▸ **Istruzioni del compito**
Trasforma in una lista JSON di stringhe, una per riga e senza le righe vuote, le righe dell'elenco che vanno dall'inizio fino a quella che contiene "schedule-row: 11056.Fremtidig utdanning", compresa.

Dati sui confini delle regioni

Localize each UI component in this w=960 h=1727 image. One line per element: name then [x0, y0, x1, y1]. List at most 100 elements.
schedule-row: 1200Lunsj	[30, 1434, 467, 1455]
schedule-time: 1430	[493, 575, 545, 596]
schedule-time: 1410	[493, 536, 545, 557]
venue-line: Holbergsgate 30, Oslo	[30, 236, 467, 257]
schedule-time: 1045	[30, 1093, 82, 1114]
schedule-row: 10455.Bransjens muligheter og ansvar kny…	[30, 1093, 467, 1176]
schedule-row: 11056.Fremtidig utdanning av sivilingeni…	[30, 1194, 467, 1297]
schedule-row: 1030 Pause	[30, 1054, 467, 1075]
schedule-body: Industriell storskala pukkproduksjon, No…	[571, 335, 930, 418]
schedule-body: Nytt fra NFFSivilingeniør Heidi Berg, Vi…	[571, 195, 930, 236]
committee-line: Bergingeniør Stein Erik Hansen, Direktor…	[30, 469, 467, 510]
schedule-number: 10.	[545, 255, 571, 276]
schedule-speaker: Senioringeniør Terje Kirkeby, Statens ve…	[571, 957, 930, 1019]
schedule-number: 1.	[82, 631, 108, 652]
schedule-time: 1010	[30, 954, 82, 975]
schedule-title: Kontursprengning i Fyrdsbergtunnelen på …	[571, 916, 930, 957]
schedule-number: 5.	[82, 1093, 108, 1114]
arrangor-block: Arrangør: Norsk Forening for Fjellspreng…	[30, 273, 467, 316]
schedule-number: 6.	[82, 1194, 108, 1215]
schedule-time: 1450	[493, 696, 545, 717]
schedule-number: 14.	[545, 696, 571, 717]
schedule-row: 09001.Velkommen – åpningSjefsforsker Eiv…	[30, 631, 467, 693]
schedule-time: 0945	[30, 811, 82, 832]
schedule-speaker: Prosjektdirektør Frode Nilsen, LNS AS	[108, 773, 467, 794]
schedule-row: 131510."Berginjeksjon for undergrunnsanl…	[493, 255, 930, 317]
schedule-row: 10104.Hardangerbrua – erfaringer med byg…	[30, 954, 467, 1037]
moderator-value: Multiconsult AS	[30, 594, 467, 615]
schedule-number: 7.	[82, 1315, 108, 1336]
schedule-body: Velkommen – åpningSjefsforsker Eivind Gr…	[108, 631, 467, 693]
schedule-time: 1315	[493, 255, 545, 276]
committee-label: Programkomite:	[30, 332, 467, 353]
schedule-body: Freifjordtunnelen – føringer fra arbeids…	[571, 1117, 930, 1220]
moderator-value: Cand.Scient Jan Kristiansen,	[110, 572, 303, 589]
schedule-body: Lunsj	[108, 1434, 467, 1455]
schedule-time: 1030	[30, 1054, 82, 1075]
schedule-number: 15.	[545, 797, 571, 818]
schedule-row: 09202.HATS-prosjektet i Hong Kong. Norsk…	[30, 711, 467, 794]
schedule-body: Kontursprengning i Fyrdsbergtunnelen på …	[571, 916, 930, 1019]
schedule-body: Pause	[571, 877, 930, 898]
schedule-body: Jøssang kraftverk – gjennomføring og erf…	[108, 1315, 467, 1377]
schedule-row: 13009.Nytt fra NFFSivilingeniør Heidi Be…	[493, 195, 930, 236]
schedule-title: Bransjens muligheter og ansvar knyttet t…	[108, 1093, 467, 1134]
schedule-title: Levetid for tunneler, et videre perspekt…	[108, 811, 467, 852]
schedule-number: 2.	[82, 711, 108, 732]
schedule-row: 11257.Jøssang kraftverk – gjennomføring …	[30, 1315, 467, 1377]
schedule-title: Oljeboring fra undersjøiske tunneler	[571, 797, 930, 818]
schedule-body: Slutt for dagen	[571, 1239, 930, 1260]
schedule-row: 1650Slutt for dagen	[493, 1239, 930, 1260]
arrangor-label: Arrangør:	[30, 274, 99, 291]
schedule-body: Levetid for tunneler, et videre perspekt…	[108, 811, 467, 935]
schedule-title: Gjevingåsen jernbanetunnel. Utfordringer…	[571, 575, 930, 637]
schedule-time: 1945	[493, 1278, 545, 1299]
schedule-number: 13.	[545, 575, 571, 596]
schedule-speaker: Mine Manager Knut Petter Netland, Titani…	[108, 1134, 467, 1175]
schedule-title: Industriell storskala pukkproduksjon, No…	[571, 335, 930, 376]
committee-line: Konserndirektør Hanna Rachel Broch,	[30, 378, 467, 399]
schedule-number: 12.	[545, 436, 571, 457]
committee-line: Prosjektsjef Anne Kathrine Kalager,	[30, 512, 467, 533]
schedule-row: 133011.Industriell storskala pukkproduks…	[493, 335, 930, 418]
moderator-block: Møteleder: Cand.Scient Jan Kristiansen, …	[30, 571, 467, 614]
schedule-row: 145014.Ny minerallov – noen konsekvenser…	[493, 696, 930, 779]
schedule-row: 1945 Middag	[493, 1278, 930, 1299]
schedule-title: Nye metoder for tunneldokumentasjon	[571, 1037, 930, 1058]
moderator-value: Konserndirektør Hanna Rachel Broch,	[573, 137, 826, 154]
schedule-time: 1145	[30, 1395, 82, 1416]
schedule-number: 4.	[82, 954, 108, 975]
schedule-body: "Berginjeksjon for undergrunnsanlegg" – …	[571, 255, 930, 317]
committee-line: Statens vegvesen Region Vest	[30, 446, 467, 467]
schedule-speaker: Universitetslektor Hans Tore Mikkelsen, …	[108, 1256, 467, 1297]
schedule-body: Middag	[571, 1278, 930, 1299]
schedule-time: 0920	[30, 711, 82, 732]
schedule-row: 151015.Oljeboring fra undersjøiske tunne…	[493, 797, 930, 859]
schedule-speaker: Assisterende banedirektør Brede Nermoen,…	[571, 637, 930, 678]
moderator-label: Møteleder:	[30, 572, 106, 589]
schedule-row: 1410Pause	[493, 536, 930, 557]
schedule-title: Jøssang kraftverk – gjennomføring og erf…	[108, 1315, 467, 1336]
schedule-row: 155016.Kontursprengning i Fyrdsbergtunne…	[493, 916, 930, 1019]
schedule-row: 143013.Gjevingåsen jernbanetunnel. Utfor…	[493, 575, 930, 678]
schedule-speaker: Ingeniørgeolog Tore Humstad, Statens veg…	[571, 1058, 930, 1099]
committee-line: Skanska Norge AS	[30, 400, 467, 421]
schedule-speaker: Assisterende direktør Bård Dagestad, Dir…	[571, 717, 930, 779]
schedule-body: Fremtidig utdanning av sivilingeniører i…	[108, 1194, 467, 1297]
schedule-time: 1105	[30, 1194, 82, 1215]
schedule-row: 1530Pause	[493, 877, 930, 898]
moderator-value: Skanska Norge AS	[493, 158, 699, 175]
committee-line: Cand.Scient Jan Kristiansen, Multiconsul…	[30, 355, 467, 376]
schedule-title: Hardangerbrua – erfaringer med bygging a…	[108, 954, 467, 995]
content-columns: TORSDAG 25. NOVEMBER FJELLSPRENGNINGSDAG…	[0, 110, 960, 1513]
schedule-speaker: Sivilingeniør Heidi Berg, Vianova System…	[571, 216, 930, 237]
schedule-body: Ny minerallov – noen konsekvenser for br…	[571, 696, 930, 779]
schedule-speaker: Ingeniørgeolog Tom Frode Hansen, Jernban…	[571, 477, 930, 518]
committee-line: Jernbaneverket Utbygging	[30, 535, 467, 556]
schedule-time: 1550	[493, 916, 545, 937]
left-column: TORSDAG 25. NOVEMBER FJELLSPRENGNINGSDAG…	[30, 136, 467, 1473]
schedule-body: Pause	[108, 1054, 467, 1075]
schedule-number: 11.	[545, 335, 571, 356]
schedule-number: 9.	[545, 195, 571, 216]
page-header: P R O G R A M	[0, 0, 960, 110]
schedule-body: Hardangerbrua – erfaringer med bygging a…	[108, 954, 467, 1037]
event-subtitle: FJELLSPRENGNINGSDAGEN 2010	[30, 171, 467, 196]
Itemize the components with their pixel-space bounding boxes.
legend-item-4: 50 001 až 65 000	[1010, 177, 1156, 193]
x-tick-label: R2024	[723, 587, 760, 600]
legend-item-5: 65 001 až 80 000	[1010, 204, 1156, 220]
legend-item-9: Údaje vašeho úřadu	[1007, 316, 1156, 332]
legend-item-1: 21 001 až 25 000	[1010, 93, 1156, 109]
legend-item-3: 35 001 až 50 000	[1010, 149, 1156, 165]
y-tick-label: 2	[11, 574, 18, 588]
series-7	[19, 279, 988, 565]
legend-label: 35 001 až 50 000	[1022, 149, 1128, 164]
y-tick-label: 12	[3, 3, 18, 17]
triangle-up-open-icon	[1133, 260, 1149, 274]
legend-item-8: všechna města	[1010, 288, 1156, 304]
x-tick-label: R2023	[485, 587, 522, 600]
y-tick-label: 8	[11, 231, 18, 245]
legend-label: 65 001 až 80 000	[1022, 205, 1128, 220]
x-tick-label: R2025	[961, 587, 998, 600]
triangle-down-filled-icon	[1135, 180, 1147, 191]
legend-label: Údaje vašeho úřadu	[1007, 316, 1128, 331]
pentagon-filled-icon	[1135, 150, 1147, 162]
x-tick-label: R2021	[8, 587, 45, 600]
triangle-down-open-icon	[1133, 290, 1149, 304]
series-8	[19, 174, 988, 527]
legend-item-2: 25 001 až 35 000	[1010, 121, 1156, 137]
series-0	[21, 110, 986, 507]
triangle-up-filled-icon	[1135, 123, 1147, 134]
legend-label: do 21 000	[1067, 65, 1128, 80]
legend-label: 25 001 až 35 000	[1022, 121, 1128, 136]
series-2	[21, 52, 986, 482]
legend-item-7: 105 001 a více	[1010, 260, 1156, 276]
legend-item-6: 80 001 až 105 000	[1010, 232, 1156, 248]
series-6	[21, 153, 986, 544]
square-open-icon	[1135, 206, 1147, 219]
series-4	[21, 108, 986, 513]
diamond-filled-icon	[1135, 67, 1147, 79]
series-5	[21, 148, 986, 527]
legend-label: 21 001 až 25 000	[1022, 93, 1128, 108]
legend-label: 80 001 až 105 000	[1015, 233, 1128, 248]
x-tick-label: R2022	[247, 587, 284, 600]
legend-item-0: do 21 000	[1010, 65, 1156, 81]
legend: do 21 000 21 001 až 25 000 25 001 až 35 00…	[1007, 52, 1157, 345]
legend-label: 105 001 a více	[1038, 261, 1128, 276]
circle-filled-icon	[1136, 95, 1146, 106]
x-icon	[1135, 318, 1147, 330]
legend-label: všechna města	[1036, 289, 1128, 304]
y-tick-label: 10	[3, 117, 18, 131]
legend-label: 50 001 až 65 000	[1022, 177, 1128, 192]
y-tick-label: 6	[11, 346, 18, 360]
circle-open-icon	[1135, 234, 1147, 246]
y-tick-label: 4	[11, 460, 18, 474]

▸ **La risposta**
[
  "Localize each UI component in this w=960 h=1727 image. One line per element: name then [x0, y0, x1, y1]. List at most 100 elements.",
  "schedule-row: 1200Lunsj\t[30, 1434, 467, 1455]",
  "schedule-time: 1430\t[493, 575, 545, 596]",
  "schedule-time: 1410\t[493, 536, 545, 557]",
  "venue-line: Holbergsgate 30, Oslo\t[30, 236, 467, 257]",
  "schedule-time: 1045\t[30, 1093, 82, 1114]",
  "schedule-row: 10455.Bransjens muligheter og ansvar kny…\t[30, 1093, 467, 1176]",
  "schedule-row: 11056.Fremtidig utdanning av sivilingeni…\t[30, 1194, 467, 1297]"
]